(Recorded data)

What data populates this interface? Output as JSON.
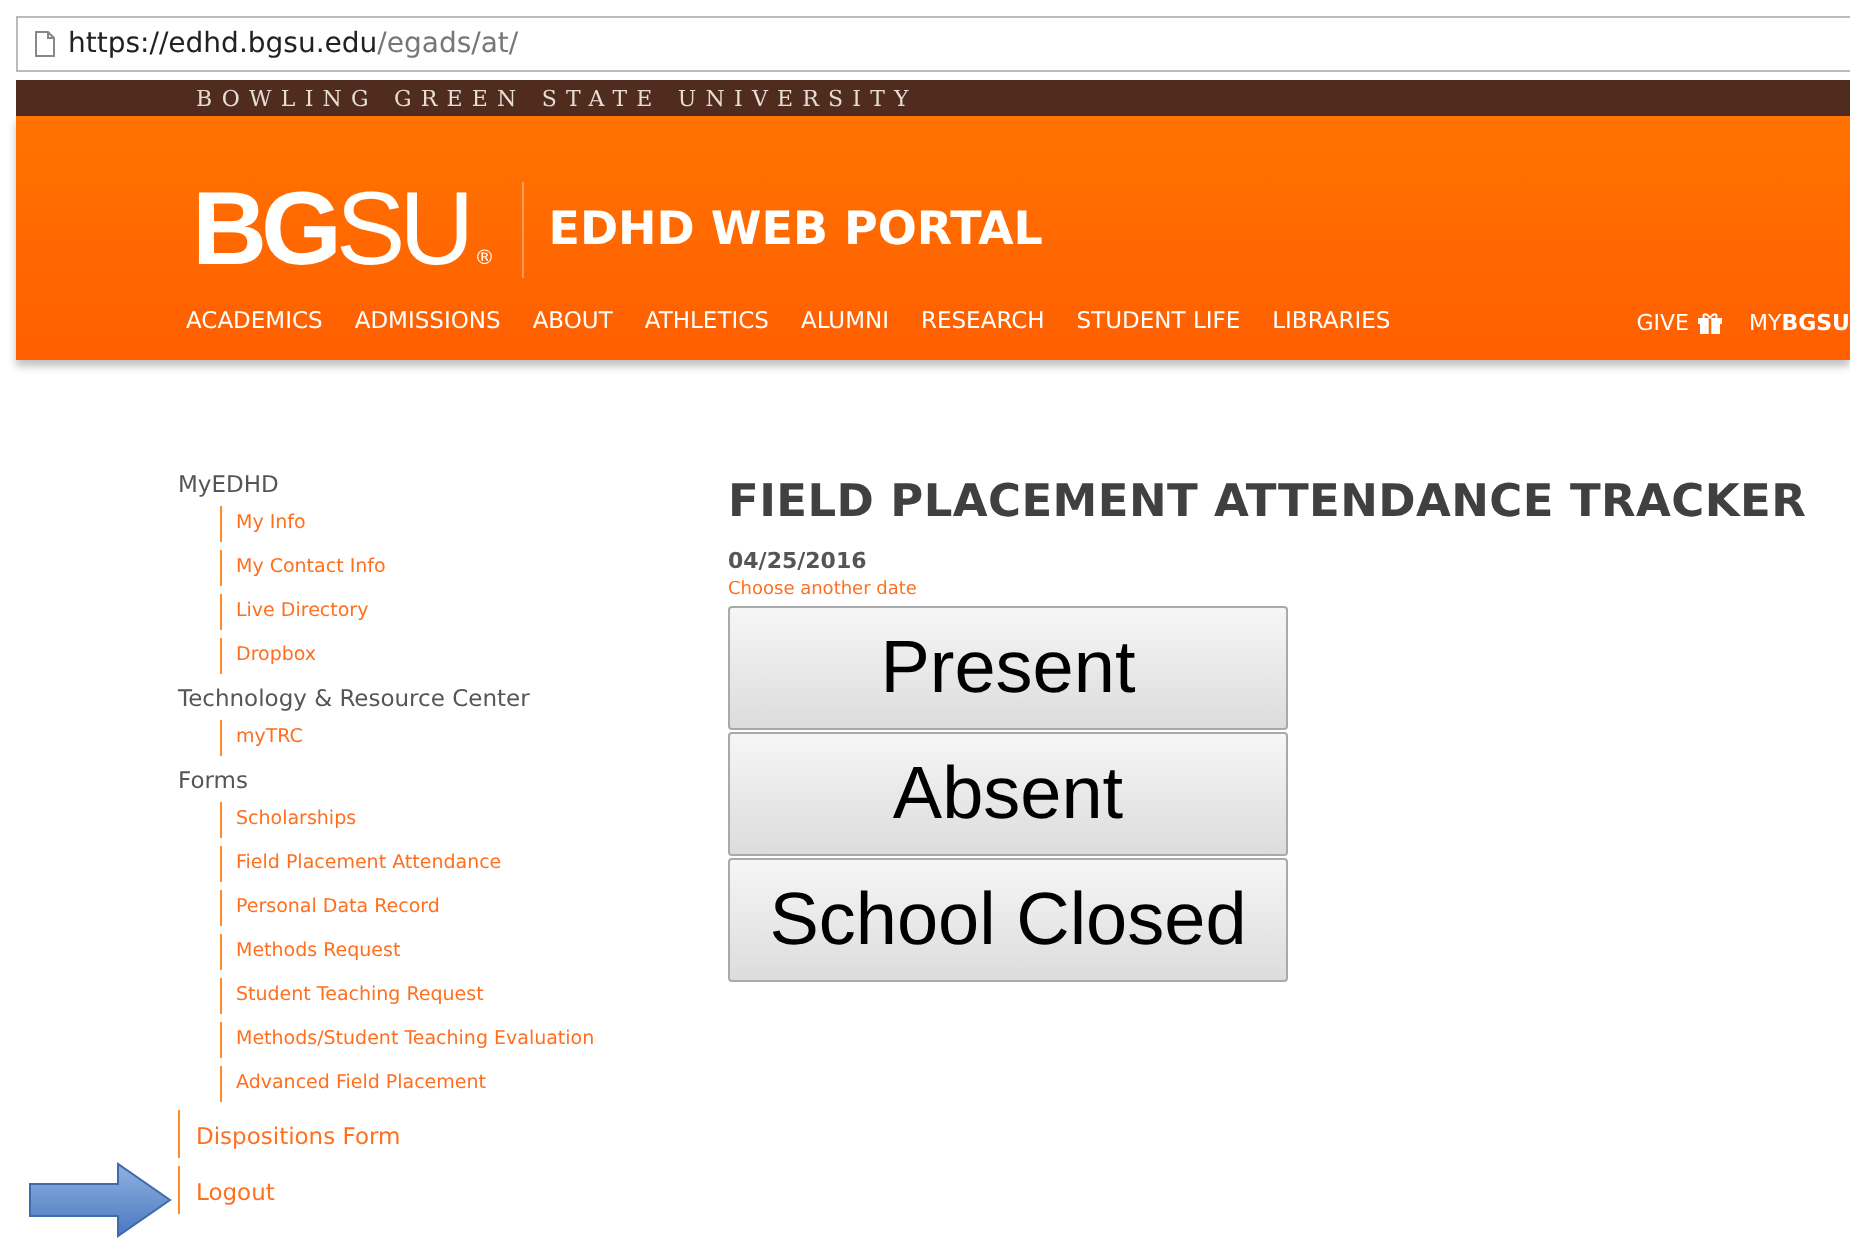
{
  "browser": {
    "url_host": "https://edhd.bgsu.edu",
    "url_path": "/egads/at/"
  },
  "header": {
    "university": "BOWLING GREEN STATE UNIVERSITY",
    "logo": "**BG**SU",
    "logo_mark": "®",
    "portal_title": "EDHD WEB PORTAL",
    "nav": [
      "ACADEMICS",
      "ADMISSIONS",
      "ABOUT",
      "ATHLETICS",
      "ALUMNI",
      "RESEARCH",
      "STUDENT LIFE",
      "LIBRARIES"
    ],
    "give": "GIVE",
    "mybgsu": "MY**BGSU**"
  },
  "sidebar": {
    "items": [
      {
        "label": "MyEDHD",
        "kind": "heading",
        "children": [
          "My Info",
          "My Contact Info",
          "Live Directory",
          "Dropbox"
        ]
      },
      {
        "label": "Technology & Resource Center",
        "kind": "heading",
        "children": [
          "myTRC"
        ]
      },
      {
        "label": "Forms",
        "kind": "heading",
        "children": [
          "Scholarships",
          "Field Placement Attendance",
          "Personal Data Record",
          "Methods Request",
          "Student Teaching Request",
          "Methods/Student Teaching Evaluation",
          "Advanced Field Placement"
        ]
      },
      {
        "label": "Dispositions Form",
        "kind": "link"
      },
      {
        "label": "Logout",
        "kind": "link",
        "pointer_arrow": true
      }
    ]
  },
  "main": {
    "title": "FIELD PLACEMENT ATTENDANCE TRACKER",
    "date": "04/25/2016",
    "date_link": "Choose another date",
    "buttons": [
      "Present",
      "Absent",
      "School Closed"
    ]
  }
}
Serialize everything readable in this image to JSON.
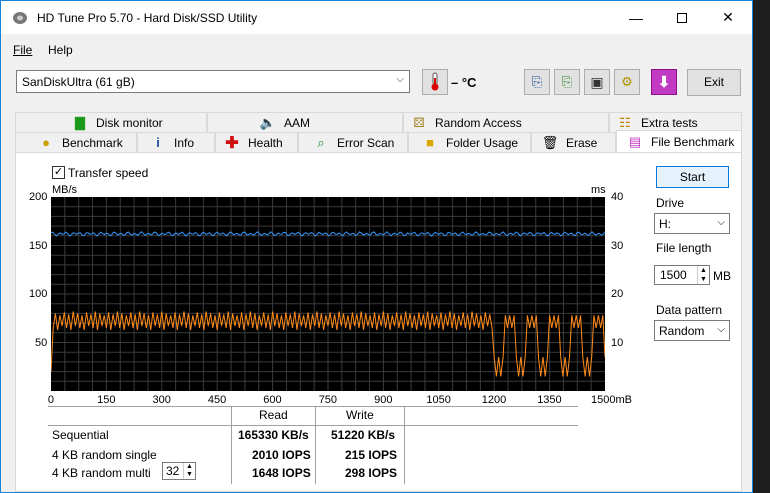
{
  "window": {
    "title": "HD Tune Pro 5.70 - Hard Disk/SSD Utility"
  },
  "menu": {
    "file": "File",
    "help": "Help"
  },
  "toolbar": {
    "drive": "SanDiskUltra (61 gB)",
    "temp": "– °C",
    "exit": "Exit"
  },
  "tabs_top": [
    "Disk monitor",
    "AAM",
    "Random Access",
    "Extra tests"
  ],
  "tabs_bottom": [
    "Benchmark",
    "Info",
    "Health",
    "Error Scan",
    "Folder Usage",
    "Erase",
    "File Benchmark"
  ],
  "options": {
    "transfer_speed": "Transfer speed",
    "start": "Start",
    "drive_label": "Drive",
    "drive_value": "H:",
    "file_length_label": "File length",
    "file_length_value": "1500",
    "file_length_unit": "MB",
    "data_pattern_label": "Data pattern",
    "data_pattern_value": "Random"
  },
  "results": {
    "read_header": "Read",
    "write_header": "Write",
    "rows": [
      {
        "label": "Sequential",
        "read": "165330 KB/s",
        "write": "51220 KB/s"
      },
      {
        "label": "4 KB random single",
        "read": "2010 IOPS",
        "write": "215 IOPS"
      },
      {
        "label": "4 KB random multi",
        "read": "1648 IOPS",
        "write": "298 IOPS"
      }
    ],
    "queue_depth": "32"
  },
  "chart_data": {
    "type": "line",
    "y_left_label": "MB/s",
    "y_right_label": "ms",
    "y_left_ticks": [
      "200",
      "150",
      "100",
      "50"
    ],
    "y_right_ticks": [
      "40",
      "30",
      "20",
      "10"
    ],
    "x_ticks": [
      "0",
      "150",
      "300",
      "450",
      "600",
      "750",
      "900",
      "1050",
      "1200",
      "1350",
      "1500mB"
    ],
    "xlim": [
      0,
      1500
    ],
    "ylim": [
      0,
      200
    ],
    "y2lim": [
      0,
      40
    ],
    "series": [
      {
        "color": "#3399ff",
        "axis": "left",
        "approx_value": 162
      },
      {
        "color": "#ff8c1a",
        "axis": "left",
        "range_first_part": [
          63,
          82
        ],
        "range_after_1200": [
          10,
          80
        ]
      }
    ],
    "grid": true
  }
}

> **Your goal**: Print all of the records shown above exactly, leaving out each picture.

> **Complete response**:
What data populates this interface? Output as JSON.
{
  "browser": {
    "url_host": "https://edhd.bgsu.edu",
    "url_path": "/egads/at/"
  },
  "header": {
    "university": "BOWLING GREEN STATE UNIVERSITY",
    "logo": "**BG**SU",
    "logo_mark": "®",
    "portal_title": "EDHD WEB PORTAL",
    "nav": [
      "ACADEMICS",
      "ADMISSIONS",
      "ABOUT",
      "ATHLETICS",
      "ALUMNI",
      "RESEARCH",
      "STUDENT LIFE",
      "LIBRARIES"
    ],
    "give": "GIVE",
    "mybgsu": "MY**BGSU**"
  },
  "sidebar": {
    "items": [
      {
        "label": "MyEDHD",
        "kind": "heading",
        "children": [
          "My Info",
          "My Contact Info",
          "Live Directory",
          "Dropbox"
        ]
      },
      {
        "label": "Technology & Resource Center",
        "kind": "heading",
        "children": [
          "myTRC"
        ]
      },
      {
        "label": "Forms",
        "kind": "heading",
        "children": [
          "Scholarships",
          "Field Placement Attendance",
          "Personal Data Record",
          "Methods Request",
          "Student Teaching Request",
          "Methods/Student Teaching Evaluation",
          "Advanced Field Placement"
        ]
      },
      {
        "label": "Dispositions Form",
        "kind": "link"
      },
      {
        "label": "Logout",
        "kind": "link",
        "pointer_arrow": true
      }
    ]
  },
  "main": {
    "title": "FIELD PLACEMENT ATTENDANCE TRACKER",
    "date": "04/25/2016",
    "date_link": "Choose another date",
    "buttons": [
      "Present",
      "Absent",
      "School Closed"
    ]
  }
}
Serialize everything readable in this image to JSON.
{
  "window": {
    "title": "HD Tune Pro 5.70 - Hard Disk/SSD Utility"
  },
  "menu": {
    "file": "File",
    "help": "Help"
  },
  "toolbar": {
    "drive": "SanDiskUltra (61 gB)",
    "temp": "– °C",
    "exit": "Exit"
  },
  "tabs_top": [
    "Disk monitor",
    "AAM",
    "Random Access",
    "Extra tests"
  ],
  "tabs_bottom": [
    "Benchmark",
    "Info",
    "Health",
    "Error Scan",
    "Folder Usage",
    "Erase",
    "File Benchmark"
  ],
  "options": {
    "transfer_speed": "Transfer speed",
    "start": "Start",
    "drive_label": "Drive",
    "drive_value": "H:",
    "file_length_label": "File length",
    "file_length_value": "1500",
    "file_length_unit": "MB",
    "data_pattern_label": "Data pattern",
    "data_pattern_value": "Random"
  },
  "results": {
    "read_header": "Read",
    "write_header": "Write",
    "rows": [
      {
        "label": "Sequential",
        "read": "165330 KB/s",
        "write": "51220 KB/s"
      },
      {
        "label": "4 KB random single",
        "read": "2010 IOPS",
        "write": "215 IOPS"
      },
      {
        "label": "4 KB random multi",
        "read": "1648 IOPS",
        "write": "298 IOPS"
      }
    ],
    "queue_depth": "32"
  },
  "chart_data": {
    "type": "line",
    "y_left_label": "MB/s",
    "y_right_label": "ms",
    "y_left_ticks": [
      "200",
      "150",
      "100",
      "50"
    ],
    "y_right_ticks": [
      "40",
      "30",
      "20",
      "10"
    ],
    "x_ticks": [
      "0",
      "150",
      "300",
      "450",
      "600",
      "750",
      "900",
      "1050",
      "1200",
      "1350",
      "1500mB"
    ],
    "xlim": [
      0,
      1500
    ],
    "ylim": [
      0,
      200
    ],
    "y2lim": [
      0,
      40
    ],
    "series": [
      {
        "color": "#3399ff",
        "axis": "left",
        "approx_value": 162
      },
      {
        "color": "#ff8c1a",
        "axis": "left",
        "range_first_part": [
          63,
          82
        ],
        "range_after_1200": [
          10,
          80
        ]
      }
    ],
    "grid": true
  }
}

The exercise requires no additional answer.